-- start Working data --

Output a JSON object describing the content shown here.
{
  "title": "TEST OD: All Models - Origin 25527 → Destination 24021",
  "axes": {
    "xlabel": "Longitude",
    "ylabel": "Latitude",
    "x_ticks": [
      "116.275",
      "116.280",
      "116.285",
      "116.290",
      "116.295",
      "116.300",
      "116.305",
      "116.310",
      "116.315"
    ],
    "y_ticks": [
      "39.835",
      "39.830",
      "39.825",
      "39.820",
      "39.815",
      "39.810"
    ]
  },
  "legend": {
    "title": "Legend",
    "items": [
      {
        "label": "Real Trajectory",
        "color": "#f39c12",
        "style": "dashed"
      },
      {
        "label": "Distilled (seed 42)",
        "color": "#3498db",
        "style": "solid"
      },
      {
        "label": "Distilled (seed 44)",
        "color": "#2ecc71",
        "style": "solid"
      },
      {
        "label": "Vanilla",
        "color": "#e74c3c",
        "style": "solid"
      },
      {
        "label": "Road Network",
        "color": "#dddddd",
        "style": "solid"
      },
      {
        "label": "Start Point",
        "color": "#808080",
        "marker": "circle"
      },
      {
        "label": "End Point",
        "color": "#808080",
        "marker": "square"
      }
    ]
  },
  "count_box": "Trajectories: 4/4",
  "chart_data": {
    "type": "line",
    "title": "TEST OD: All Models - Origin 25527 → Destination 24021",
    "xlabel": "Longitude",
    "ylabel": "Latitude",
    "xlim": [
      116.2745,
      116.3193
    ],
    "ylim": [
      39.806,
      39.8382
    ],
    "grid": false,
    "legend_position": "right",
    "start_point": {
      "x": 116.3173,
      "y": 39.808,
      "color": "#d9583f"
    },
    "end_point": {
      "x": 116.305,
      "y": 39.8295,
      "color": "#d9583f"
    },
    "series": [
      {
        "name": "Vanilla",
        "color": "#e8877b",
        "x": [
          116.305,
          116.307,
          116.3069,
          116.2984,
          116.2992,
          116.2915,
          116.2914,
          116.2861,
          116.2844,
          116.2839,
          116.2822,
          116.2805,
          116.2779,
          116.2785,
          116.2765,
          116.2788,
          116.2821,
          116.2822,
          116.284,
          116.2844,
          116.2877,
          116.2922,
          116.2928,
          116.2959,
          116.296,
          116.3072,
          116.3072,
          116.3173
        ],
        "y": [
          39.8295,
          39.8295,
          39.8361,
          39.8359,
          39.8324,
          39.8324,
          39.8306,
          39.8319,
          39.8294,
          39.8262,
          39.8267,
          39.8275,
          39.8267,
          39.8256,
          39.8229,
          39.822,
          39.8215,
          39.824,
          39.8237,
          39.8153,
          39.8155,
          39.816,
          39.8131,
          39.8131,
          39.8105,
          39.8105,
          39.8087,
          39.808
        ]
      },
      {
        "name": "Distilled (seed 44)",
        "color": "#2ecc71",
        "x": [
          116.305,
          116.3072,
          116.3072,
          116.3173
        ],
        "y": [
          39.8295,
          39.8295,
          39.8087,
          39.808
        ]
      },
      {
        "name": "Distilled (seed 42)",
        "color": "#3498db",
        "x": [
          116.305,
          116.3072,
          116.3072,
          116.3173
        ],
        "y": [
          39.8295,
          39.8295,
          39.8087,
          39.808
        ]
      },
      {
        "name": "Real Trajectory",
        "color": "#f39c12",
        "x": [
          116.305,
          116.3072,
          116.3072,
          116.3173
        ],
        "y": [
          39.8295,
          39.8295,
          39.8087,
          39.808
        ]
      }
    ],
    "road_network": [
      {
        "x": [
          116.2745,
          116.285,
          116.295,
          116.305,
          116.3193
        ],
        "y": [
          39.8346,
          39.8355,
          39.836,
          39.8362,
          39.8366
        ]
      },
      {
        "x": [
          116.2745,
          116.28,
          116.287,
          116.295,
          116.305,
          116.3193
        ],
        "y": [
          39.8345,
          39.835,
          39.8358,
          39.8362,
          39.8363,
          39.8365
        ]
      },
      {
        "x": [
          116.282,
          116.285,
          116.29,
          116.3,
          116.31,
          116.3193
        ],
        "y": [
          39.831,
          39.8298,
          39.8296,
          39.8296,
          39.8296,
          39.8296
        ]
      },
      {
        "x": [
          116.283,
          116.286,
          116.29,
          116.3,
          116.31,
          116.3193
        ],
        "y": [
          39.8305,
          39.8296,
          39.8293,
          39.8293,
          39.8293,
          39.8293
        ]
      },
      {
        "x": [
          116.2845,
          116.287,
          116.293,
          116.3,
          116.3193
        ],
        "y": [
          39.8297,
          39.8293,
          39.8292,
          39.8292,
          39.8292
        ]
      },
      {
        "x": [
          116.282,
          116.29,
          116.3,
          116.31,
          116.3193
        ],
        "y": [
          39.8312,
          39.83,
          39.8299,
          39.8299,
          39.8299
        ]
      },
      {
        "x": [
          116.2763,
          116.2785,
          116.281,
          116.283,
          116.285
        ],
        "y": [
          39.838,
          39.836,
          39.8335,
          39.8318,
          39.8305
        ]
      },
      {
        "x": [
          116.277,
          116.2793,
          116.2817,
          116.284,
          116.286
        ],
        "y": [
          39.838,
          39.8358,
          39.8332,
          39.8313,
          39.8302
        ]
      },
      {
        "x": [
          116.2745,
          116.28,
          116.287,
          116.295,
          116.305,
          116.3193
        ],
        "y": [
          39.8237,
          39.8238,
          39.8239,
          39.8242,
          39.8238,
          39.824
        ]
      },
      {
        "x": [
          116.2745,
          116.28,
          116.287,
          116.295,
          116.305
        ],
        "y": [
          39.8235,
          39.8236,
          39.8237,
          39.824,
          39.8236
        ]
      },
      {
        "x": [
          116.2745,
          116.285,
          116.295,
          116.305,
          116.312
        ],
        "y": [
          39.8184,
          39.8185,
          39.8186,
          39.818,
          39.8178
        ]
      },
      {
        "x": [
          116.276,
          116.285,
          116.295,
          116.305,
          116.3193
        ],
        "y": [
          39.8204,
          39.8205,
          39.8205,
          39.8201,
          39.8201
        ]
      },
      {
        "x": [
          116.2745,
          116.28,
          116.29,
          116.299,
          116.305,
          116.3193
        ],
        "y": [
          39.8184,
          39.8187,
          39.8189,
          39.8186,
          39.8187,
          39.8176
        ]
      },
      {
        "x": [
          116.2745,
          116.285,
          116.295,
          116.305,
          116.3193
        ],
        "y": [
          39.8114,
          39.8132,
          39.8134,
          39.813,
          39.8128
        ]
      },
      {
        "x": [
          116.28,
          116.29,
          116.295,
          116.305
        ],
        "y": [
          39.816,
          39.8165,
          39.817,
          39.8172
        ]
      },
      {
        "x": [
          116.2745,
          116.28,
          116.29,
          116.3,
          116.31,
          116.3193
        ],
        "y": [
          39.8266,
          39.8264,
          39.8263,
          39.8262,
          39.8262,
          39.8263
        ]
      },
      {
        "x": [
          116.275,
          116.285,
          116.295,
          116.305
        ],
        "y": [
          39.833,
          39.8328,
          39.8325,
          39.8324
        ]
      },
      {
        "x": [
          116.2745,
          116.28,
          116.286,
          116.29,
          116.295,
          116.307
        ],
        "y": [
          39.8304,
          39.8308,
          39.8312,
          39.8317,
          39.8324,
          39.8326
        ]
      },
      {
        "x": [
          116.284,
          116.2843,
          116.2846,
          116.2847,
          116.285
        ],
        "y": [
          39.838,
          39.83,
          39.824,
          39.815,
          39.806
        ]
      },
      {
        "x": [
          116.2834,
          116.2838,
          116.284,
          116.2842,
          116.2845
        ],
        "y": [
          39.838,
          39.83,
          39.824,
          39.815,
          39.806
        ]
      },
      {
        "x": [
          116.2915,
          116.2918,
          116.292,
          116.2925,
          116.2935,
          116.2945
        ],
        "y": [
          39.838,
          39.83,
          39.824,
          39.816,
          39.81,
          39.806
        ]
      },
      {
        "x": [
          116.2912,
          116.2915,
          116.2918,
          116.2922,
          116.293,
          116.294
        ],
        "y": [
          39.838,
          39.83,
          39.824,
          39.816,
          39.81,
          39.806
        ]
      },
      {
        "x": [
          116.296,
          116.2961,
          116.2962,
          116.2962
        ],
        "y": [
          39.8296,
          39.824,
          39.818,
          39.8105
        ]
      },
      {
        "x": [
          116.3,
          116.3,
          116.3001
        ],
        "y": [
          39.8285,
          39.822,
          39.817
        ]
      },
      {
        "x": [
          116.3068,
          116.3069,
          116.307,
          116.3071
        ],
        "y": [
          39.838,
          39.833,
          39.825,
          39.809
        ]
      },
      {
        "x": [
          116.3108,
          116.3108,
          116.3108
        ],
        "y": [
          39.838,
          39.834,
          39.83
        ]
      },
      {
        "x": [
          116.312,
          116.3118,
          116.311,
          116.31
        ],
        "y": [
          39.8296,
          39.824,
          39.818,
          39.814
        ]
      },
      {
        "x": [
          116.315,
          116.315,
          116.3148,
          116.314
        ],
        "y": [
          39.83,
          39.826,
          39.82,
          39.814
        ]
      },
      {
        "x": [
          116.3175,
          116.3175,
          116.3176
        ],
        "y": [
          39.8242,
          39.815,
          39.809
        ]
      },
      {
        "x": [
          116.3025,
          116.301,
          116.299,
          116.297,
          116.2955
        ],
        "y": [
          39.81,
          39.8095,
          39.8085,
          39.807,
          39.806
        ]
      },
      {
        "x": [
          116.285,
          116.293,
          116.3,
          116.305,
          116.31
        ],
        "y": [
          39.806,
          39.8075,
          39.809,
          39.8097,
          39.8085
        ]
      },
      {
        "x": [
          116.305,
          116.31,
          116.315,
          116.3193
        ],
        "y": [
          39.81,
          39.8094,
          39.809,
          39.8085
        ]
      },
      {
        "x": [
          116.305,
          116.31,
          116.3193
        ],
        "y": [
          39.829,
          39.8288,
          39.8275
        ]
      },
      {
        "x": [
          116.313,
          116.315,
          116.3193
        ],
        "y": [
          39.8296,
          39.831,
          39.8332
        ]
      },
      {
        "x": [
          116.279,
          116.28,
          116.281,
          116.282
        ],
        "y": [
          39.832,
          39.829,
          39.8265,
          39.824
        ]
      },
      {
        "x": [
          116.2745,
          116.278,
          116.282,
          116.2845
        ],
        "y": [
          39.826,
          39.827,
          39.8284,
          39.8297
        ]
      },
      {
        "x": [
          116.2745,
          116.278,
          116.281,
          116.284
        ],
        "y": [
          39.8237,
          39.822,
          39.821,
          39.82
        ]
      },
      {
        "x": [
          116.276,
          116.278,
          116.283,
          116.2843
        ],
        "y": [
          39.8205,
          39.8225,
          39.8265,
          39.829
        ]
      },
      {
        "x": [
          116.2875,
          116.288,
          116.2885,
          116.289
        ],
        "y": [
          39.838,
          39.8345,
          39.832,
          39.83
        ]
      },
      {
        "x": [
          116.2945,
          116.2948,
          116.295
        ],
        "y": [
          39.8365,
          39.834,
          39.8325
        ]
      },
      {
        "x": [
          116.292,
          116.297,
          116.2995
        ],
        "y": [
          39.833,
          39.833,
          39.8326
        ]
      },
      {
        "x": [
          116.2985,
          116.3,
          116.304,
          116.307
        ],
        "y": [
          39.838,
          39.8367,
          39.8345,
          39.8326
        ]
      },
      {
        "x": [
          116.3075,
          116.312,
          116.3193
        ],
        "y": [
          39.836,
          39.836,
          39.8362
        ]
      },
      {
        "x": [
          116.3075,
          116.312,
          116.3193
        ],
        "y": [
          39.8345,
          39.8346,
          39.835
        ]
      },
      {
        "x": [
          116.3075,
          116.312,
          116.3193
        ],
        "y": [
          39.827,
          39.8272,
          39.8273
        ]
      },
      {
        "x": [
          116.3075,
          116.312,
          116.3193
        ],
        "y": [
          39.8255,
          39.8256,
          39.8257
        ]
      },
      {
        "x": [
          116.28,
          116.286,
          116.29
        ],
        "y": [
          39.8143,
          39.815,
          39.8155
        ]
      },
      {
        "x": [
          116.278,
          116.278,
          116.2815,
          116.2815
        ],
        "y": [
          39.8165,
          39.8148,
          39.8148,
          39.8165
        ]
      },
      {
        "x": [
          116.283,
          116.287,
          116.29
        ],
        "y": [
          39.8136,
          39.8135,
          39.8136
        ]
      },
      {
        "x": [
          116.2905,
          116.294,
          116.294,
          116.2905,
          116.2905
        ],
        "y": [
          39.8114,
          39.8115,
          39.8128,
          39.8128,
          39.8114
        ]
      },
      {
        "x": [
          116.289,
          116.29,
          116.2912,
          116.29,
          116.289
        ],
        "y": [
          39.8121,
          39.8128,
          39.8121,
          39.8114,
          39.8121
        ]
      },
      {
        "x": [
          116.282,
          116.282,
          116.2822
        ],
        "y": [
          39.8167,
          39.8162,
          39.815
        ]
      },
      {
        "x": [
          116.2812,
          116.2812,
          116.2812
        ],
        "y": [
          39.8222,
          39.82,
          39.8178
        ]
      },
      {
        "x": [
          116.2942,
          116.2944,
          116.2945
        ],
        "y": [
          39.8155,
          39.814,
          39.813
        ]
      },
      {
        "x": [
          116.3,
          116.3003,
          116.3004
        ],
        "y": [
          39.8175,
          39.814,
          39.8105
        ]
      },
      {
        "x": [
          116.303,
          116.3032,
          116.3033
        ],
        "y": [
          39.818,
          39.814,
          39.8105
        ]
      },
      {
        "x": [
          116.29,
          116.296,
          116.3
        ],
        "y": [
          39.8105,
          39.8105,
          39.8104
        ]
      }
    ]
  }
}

-- end Working data --

◆ Written task
Of all the lines in the listing above, how many contain the word "Real"? Answer with the number alone.

◆ Answer to this problem
2